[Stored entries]

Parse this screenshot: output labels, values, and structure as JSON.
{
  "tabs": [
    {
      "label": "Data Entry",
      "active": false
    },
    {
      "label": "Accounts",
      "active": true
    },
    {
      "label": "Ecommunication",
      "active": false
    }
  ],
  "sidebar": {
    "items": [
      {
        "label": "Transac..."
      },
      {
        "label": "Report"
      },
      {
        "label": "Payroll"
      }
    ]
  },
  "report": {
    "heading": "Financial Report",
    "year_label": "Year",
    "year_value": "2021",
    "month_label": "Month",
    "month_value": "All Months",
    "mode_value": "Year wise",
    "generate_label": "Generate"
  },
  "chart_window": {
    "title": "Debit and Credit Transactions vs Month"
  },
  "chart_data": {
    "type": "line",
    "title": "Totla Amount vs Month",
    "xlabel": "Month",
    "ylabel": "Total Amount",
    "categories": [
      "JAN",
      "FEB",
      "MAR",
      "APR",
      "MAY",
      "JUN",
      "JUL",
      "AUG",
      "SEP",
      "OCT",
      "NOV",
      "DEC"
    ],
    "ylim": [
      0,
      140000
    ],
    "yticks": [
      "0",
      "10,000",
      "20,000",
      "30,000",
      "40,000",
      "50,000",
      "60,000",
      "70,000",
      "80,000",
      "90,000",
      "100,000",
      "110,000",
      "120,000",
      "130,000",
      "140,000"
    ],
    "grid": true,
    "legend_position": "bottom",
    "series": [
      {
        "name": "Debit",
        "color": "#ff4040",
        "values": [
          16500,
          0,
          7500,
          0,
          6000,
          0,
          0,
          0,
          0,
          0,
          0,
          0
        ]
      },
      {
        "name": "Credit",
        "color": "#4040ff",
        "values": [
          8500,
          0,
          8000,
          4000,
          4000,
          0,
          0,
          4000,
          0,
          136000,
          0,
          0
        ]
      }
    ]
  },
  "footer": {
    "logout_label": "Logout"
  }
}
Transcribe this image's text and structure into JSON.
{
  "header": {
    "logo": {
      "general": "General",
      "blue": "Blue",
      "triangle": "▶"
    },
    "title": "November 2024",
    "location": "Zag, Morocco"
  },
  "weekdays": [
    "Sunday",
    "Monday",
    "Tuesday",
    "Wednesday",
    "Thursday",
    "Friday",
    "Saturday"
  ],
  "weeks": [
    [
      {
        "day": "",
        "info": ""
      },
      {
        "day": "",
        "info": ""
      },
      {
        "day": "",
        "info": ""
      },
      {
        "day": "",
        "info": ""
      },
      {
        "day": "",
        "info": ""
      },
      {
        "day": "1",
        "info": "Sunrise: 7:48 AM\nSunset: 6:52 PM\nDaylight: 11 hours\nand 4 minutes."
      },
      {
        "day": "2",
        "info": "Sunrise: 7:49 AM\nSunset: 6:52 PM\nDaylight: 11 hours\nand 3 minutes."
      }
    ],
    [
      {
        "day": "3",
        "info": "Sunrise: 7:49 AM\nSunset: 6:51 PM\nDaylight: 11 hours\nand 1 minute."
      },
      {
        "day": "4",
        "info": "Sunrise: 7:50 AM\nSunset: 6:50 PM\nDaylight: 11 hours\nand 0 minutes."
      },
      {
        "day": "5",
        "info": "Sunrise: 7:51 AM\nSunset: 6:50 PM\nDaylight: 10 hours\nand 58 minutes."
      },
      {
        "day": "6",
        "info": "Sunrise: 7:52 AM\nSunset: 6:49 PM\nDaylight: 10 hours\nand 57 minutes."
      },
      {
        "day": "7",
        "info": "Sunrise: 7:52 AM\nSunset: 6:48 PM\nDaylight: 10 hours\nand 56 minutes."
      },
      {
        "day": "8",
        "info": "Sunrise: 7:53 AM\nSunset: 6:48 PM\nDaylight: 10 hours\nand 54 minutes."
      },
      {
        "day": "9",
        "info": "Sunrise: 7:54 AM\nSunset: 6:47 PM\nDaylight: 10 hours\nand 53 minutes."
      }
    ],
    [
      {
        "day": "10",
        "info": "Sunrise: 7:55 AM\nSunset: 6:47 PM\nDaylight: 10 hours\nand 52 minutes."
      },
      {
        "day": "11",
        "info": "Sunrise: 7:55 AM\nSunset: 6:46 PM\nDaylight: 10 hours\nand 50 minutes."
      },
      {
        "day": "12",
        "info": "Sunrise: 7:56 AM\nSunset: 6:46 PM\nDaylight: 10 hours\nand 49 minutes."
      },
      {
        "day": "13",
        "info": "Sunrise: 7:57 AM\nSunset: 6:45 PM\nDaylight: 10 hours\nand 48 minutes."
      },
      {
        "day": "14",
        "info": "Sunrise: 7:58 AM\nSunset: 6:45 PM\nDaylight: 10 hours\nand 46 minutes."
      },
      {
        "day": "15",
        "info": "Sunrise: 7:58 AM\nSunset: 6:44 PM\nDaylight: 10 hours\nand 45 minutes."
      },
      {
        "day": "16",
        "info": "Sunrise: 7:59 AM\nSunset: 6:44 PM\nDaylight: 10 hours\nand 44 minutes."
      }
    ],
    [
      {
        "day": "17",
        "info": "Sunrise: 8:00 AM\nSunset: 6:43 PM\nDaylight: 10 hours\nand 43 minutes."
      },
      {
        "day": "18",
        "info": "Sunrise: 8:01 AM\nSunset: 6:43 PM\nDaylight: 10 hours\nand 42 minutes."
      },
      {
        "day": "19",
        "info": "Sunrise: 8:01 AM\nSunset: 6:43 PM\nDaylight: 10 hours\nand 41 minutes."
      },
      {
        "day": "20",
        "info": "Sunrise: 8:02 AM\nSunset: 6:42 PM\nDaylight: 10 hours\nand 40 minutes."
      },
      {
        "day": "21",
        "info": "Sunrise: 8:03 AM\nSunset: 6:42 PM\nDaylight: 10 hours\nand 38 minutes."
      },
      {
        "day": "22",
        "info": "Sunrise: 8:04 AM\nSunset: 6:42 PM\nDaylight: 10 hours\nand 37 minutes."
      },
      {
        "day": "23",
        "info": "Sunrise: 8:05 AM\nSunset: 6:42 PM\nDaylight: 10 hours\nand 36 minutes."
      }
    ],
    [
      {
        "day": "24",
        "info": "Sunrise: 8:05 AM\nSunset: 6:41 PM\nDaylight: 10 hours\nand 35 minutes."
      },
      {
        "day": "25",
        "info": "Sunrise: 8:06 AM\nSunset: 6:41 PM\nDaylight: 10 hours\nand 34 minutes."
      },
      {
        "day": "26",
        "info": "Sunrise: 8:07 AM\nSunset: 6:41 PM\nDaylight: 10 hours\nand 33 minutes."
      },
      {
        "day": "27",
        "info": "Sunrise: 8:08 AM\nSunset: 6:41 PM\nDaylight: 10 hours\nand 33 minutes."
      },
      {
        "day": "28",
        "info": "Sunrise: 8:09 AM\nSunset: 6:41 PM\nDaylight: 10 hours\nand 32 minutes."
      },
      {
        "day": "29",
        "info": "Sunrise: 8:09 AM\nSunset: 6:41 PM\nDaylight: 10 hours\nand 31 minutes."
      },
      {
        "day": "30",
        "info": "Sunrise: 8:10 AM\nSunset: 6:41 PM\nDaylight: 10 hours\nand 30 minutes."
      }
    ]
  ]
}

The request ->
Above are some records. Count the lines among them with the word "title", and answer with the number only.

Task response ->
3